Stored data entries:
↓↓↓
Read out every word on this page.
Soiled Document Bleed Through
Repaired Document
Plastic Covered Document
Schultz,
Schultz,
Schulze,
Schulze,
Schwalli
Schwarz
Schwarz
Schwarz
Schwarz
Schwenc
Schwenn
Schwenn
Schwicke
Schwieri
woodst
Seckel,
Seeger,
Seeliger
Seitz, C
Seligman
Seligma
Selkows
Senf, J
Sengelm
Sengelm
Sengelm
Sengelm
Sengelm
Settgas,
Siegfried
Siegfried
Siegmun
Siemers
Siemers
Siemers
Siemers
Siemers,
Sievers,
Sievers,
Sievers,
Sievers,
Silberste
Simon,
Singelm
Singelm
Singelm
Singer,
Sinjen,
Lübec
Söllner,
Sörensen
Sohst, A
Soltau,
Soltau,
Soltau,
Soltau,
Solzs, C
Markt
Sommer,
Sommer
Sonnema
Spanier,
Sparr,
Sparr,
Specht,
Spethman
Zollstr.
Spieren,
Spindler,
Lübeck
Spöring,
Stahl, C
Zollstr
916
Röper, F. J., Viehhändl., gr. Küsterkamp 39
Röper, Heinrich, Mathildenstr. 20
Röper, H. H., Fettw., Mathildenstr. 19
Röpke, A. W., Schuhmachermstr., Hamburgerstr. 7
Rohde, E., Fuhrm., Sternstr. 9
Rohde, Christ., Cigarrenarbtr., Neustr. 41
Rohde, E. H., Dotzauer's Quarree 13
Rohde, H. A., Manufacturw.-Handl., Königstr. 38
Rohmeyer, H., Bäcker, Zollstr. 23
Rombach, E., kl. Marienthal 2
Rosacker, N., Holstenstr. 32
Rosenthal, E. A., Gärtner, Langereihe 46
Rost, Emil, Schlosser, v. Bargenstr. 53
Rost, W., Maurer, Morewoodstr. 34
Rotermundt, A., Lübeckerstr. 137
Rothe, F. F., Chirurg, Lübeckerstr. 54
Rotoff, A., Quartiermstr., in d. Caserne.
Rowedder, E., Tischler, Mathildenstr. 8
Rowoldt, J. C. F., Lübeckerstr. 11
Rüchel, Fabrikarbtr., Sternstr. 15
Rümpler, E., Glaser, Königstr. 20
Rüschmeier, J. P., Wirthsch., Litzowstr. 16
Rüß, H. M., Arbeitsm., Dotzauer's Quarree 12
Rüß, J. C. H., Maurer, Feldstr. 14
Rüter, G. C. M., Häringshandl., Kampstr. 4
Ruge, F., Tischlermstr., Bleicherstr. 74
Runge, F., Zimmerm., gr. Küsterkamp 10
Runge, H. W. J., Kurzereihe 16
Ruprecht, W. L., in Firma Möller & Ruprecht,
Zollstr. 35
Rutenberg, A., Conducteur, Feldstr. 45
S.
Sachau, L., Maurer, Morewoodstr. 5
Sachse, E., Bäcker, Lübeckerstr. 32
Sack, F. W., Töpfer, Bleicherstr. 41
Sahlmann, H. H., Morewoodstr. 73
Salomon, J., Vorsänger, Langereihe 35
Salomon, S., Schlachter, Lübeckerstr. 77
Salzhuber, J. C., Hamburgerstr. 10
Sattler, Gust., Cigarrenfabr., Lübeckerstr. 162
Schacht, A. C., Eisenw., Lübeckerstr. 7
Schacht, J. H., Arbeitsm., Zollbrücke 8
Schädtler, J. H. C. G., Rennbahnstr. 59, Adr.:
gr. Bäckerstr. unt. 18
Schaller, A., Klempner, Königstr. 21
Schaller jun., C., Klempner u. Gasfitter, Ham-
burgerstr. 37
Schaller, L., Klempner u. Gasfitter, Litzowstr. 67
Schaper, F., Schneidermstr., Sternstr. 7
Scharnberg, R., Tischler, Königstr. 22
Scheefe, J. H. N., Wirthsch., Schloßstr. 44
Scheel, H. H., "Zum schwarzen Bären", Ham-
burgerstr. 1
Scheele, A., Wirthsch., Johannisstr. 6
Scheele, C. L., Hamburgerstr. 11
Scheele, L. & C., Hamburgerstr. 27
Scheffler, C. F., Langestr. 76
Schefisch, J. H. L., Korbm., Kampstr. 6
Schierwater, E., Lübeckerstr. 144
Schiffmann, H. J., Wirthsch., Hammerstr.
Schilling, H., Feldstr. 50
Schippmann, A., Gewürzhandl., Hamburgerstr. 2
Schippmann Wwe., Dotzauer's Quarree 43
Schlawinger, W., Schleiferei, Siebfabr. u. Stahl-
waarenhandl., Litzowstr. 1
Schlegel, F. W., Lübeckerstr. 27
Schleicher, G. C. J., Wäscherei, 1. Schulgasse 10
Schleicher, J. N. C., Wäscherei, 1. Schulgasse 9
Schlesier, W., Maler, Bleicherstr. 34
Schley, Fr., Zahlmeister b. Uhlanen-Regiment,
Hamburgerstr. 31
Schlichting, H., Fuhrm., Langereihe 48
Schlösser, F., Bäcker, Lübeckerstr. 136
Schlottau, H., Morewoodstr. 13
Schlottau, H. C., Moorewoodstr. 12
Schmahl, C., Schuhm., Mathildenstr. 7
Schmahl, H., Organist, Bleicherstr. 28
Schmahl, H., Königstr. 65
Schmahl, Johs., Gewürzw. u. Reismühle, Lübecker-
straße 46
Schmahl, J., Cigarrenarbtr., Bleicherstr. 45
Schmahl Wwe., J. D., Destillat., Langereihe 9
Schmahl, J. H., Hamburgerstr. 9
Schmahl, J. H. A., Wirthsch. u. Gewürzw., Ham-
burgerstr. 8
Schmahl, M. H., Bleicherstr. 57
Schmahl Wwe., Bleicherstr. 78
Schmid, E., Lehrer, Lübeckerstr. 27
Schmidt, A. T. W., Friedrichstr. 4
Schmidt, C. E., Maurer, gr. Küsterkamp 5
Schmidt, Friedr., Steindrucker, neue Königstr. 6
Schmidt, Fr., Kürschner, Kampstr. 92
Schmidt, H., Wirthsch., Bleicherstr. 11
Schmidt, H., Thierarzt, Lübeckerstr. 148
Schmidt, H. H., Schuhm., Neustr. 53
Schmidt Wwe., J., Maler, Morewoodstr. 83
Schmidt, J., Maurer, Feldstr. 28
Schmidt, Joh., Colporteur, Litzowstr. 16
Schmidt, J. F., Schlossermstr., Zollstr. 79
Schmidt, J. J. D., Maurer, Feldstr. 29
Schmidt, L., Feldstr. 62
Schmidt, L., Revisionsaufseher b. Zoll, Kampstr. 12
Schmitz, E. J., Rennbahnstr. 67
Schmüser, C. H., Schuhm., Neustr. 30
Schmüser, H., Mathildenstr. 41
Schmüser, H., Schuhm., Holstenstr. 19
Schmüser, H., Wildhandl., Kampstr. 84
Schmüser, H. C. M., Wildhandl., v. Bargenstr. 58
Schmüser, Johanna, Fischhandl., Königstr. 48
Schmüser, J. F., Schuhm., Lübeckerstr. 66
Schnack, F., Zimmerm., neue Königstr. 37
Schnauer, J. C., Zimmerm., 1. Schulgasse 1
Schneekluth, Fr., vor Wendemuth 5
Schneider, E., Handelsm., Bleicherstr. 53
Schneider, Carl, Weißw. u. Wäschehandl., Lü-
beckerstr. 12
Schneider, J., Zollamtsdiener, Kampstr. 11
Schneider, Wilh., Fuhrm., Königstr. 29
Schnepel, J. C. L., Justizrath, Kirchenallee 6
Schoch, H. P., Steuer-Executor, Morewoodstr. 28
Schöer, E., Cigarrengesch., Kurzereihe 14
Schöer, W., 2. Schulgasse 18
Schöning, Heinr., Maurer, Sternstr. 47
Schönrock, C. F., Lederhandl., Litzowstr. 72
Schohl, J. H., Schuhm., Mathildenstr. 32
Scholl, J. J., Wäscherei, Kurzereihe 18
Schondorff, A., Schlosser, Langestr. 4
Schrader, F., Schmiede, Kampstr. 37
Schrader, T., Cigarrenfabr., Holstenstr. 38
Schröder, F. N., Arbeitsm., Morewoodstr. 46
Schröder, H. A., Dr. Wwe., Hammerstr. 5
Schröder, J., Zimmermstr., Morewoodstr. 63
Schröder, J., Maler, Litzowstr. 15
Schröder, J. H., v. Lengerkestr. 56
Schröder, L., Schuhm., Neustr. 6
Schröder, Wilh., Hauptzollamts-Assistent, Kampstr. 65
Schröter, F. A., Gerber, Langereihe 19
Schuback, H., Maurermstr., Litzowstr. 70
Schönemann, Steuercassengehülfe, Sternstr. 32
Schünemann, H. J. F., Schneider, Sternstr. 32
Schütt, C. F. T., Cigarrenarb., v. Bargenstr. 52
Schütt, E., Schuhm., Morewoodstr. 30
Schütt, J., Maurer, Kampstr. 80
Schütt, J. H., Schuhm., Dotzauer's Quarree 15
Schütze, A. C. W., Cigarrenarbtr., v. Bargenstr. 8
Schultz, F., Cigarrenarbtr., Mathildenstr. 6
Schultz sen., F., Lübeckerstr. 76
↑↑↑
↓↓↓
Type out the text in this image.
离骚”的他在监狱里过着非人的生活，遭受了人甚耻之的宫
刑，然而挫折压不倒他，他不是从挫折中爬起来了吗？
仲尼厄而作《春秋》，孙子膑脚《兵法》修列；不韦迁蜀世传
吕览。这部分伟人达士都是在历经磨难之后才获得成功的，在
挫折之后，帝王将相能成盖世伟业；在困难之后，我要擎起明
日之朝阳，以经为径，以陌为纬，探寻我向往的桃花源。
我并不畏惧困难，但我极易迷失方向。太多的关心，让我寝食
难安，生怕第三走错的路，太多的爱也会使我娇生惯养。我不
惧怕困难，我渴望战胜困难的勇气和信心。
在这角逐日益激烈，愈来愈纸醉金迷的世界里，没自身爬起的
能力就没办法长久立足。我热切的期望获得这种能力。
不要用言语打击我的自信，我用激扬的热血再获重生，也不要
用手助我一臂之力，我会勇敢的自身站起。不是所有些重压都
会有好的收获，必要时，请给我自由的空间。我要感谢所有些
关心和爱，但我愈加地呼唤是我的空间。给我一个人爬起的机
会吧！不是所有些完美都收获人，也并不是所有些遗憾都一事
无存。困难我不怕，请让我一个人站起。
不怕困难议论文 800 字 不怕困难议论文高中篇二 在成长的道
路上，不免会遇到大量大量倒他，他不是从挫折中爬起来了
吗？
↑↑↑
↓↓↓
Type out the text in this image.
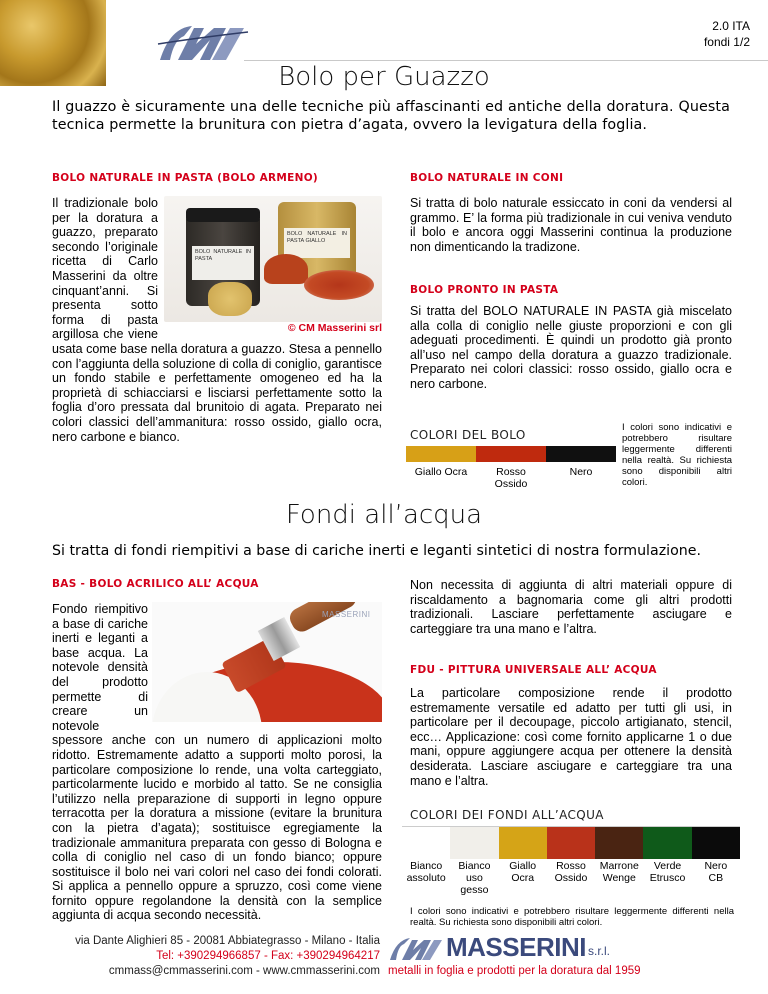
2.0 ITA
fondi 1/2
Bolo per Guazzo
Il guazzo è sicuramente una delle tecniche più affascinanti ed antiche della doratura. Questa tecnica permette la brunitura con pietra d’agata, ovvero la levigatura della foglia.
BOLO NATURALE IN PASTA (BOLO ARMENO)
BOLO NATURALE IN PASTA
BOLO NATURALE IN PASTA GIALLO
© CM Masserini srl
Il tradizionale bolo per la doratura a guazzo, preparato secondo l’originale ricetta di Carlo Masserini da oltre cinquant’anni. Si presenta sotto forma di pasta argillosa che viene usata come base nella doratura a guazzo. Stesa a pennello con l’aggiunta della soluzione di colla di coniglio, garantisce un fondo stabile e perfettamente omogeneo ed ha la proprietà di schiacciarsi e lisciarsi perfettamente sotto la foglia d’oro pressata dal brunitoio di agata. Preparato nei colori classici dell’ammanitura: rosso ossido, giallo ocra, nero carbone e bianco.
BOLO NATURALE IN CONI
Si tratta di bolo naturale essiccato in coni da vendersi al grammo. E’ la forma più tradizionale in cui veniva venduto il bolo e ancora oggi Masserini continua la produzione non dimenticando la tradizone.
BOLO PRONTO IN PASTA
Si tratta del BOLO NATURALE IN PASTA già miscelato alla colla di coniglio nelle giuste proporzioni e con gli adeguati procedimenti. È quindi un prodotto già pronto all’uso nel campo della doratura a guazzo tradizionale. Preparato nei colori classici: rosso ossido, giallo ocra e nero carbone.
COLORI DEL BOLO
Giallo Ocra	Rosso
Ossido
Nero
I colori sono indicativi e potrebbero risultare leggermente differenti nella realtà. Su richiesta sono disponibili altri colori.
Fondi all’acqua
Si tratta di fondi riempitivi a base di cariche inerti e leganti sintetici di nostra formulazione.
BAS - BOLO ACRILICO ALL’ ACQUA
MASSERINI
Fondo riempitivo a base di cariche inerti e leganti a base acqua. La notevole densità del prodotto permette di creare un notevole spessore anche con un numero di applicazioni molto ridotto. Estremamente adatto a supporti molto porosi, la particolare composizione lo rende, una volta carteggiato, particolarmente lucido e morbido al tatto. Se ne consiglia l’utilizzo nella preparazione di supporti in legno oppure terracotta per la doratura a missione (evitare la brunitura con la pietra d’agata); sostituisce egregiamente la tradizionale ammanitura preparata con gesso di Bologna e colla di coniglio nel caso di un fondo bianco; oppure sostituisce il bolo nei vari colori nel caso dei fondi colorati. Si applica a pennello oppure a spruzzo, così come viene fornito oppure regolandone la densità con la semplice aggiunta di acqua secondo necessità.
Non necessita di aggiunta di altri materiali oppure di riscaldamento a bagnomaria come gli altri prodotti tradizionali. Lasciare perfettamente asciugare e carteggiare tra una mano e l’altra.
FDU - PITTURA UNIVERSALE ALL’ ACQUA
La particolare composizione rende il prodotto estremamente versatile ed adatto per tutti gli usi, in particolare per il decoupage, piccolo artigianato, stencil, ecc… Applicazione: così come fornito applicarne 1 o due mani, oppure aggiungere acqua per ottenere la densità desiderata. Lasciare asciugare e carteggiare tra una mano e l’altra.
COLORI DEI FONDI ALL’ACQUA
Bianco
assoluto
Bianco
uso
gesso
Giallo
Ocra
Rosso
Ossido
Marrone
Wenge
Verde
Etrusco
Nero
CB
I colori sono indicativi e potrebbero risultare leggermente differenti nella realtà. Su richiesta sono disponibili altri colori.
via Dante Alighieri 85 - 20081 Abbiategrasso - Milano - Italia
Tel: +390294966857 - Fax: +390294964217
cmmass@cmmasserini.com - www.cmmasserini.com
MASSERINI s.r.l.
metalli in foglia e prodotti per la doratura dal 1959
↑↑↑
* _Goal of the exercise_: Keep only the lines that hold the string "Rost", and copy them out.

* _Exercise response_:
Rost, Emil, Schlosser, v. Bargenstr. 53
Rost, W., Maurer, Morewoodstr. 34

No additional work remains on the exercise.